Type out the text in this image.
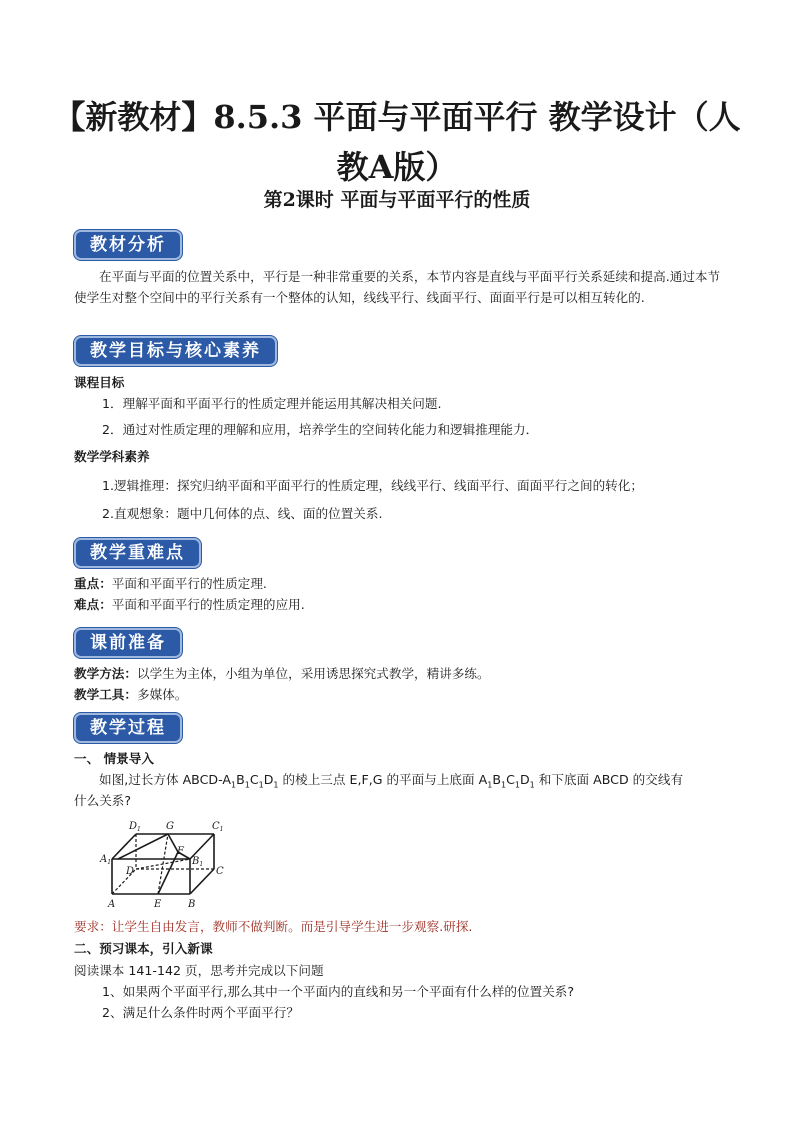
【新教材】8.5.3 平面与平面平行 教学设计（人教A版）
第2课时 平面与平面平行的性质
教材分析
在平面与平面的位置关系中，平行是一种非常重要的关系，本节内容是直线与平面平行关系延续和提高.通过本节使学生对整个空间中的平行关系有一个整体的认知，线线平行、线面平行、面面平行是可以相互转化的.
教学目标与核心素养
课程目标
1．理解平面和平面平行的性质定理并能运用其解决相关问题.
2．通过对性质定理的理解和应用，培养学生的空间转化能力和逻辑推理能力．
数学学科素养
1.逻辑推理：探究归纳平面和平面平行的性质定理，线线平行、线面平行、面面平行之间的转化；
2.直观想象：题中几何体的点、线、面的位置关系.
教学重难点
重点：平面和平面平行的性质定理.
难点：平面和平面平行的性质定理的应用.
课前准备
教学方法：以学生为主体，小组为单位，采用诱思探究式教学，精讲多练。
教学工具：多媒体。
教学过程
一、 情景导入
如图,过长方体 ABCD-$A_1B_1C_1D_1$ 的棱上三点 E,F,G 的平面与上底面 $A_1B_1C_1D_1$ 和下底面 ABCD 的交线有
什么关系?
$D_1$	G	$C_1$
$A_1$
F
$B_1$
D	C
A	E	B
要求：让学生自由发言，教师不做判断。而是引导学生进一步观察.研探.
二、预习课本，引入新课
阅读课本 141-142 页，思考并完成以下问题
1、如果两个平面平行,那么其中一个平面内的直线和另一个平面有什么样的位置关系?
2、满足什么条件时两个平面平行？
---
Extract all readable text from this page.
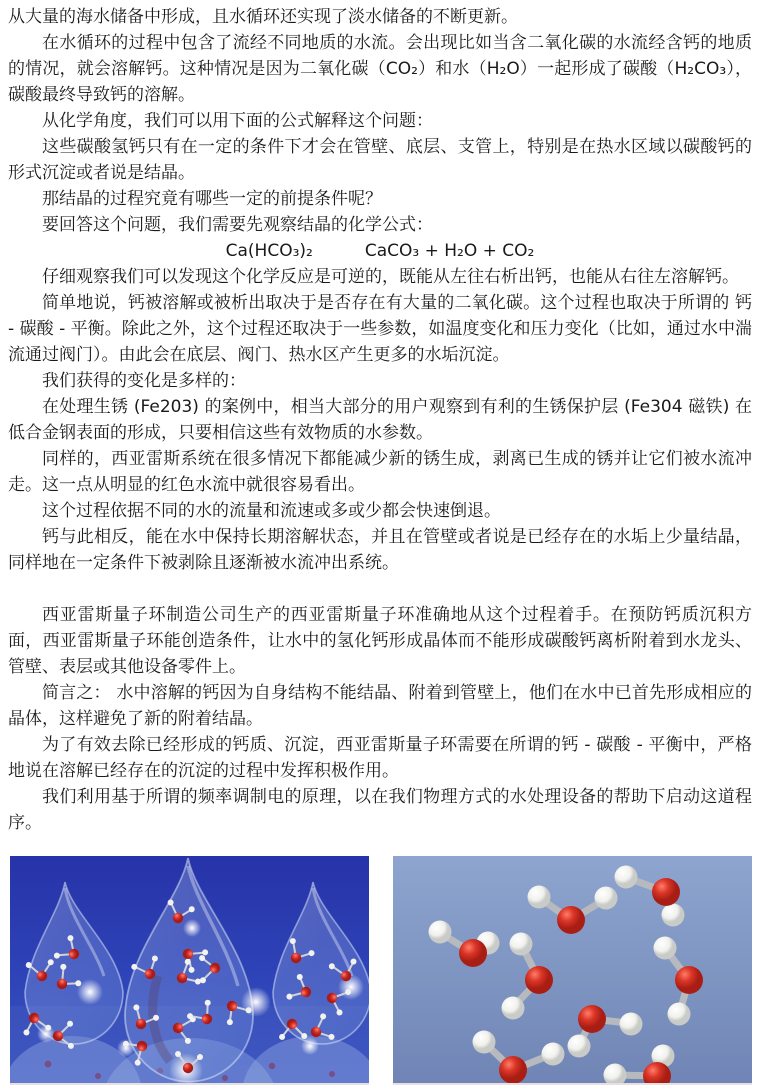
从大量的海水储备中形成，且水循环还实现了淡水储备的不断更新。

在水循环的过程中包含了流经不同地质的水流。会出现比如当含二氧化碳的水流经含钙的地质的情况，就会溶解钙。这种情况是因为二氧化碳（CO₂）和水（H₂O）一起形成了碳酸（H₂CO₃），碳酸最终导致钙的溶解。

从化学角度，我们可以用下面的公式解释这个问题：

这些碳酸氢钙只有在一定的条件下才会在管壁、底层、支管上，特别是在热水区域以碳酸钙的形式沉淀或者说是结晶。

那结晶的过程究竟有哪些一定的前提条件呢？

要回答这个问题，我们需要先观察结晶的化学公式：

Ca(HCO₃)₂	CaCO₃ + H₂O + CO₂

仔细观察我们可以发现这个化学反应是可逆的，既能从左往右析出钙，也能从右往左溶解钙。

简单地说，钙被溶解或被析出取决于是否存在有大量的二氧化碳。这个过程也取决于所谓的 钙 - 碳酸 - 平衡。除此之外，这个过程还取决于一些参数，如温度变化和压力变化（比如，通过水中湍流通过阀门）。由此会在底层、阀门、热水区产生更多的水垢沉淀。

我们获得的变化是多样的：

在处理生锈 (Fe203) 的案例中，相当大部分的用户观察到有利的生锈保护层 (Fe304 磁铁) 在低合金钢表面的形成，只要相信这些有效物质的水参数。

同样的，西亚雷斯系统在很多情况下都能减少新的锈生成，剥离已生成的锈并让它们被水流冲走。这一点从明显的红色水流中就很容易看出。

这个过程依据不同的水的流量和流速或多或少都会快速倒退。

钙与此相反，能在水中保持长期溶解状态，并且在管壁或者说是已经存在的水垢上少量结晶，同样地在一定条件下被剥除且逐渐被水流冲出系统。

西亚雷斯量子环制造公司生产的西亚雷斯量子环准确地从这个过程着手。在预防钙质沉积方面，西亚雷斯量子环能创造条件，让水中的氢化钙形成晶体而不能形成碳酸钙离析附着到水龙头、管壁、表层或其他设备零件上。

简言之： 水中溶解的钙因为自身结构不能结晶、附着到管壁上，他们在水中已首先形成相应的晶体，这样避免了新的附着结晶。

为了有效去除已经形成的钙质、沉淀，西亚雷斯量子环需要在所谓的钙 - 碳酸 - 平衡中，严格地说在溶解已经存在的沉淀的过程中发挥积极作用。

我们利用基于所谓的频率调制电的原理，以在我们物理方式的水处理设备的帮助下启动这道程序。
...
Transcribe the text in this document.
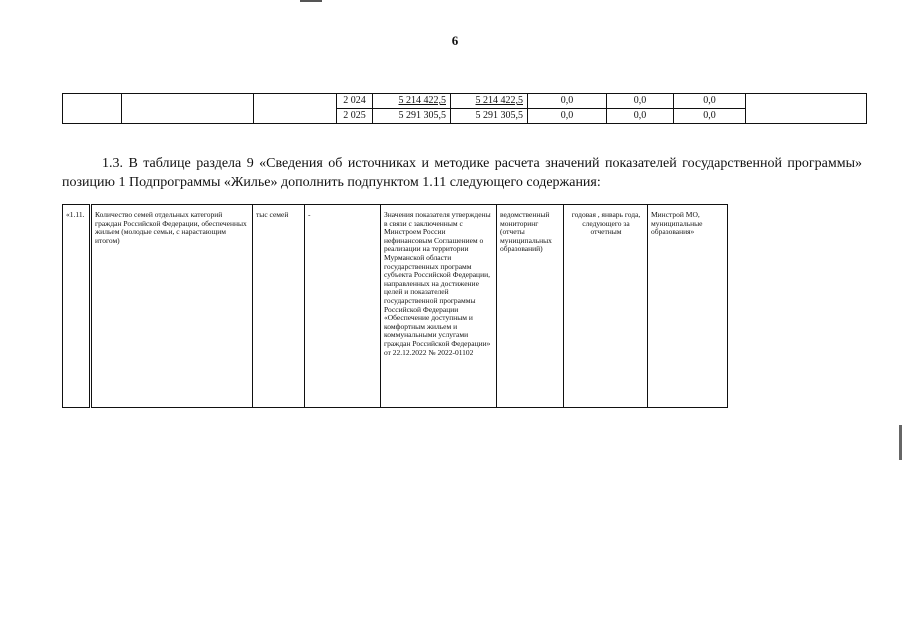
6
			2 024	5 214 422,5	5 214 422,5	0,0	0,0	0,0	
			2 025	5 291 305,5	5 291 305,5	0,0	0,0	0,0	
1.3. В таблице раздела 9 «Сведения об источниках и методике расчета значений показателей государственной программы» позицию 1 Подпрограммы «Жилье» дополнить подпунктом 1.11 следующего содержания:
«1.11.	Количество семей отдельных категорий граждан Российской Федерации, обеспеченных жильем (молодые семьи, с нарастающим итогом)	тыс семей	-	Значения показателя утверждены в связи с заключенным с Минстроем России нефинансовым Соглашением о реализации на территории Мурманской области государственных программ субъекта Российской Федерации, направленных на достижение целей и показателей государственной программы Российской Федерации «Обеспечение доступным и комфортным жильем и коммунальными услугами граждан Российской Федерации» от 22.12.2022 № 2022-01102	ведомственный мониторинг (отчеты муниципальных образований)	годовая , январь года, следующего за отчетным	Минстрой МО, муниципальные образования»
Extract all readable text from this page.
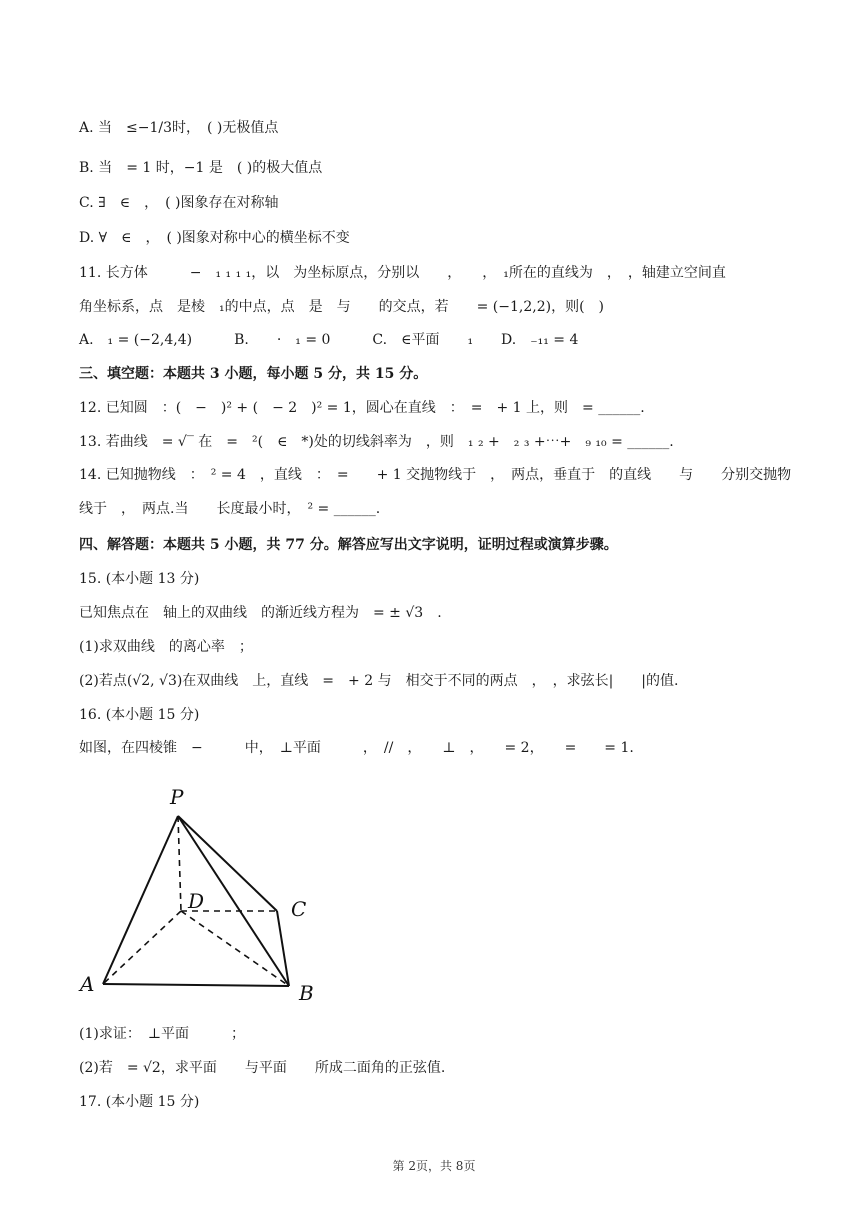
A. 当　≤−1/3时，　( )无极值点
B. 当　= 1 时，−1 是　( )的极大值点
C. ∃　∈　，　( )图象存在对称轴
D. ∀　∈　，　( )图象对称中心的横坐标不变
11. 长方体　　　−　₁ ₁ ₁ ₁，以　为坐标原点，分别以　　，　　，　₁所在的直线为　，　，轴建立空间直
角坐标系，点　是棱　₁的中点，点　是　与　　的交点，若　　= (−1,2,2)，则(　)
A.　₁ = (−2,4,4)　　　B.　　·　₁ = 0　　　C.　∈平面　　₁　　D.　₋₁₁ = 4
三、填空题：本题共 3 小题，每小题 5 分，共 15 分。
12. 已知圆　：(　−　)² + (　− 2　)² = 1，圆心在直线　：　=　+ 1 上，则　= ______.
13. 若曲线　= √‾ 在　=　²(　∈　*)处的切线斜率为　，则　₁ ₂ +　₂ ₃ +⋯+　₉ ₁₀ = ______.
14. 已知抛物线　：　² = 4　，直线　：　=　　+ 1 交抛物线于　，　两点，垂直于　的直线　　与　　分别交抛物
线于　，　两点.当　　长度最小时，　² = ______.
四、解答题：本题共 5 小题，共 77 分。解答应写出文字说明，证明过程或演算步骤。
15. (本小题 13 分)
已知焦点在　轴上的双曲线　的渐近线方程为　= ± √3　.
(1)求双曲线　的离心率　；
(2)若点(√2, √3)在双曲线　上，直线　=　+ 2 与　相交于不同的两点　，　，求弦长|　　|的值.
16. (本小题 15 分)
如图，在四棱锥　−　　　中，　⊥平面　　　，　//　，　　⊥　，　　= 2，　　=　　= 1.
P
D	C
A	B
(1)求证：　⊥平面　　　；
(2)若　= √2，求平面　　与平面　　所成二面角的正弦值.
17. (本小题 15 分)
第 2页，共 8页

→ **Task directions**:
Collect each line of the entries that has the word "следующего", copying it in full.

→ **Output for this task**:
1.3. В таблице раздела 9 «Сведения об источниках и методике расчета значений показателей государственной программы» позицию 1 Подпрограммы «Жилье» дополнить подпунктом 1.11 следующего содержания:
«1.11.	Количество семей отдельных категорий граждан Российской Федерации, обеспеченных жильем (молодые семьи, с нарастающим итогом)	тыс семей	-	Значения показателя утверждены в связи с заключенным с Минстроем России нефинансовым Соглашением о реализации на территории Мурманской области государственных программ субъекта Российской Федерации, направленных на достижение целей и показателей государственной программы Российской Федерации «Обеспечение доступным и комфортным жильем и коммунальными услугами граждан Российской Федерации» от 22.12.2022 № 2022-01102	ведомственный мониторинг (отчеты муниципальных образований)	годовая , январь года, следующего за отчетным	Минстрой МО, муниципальные образования»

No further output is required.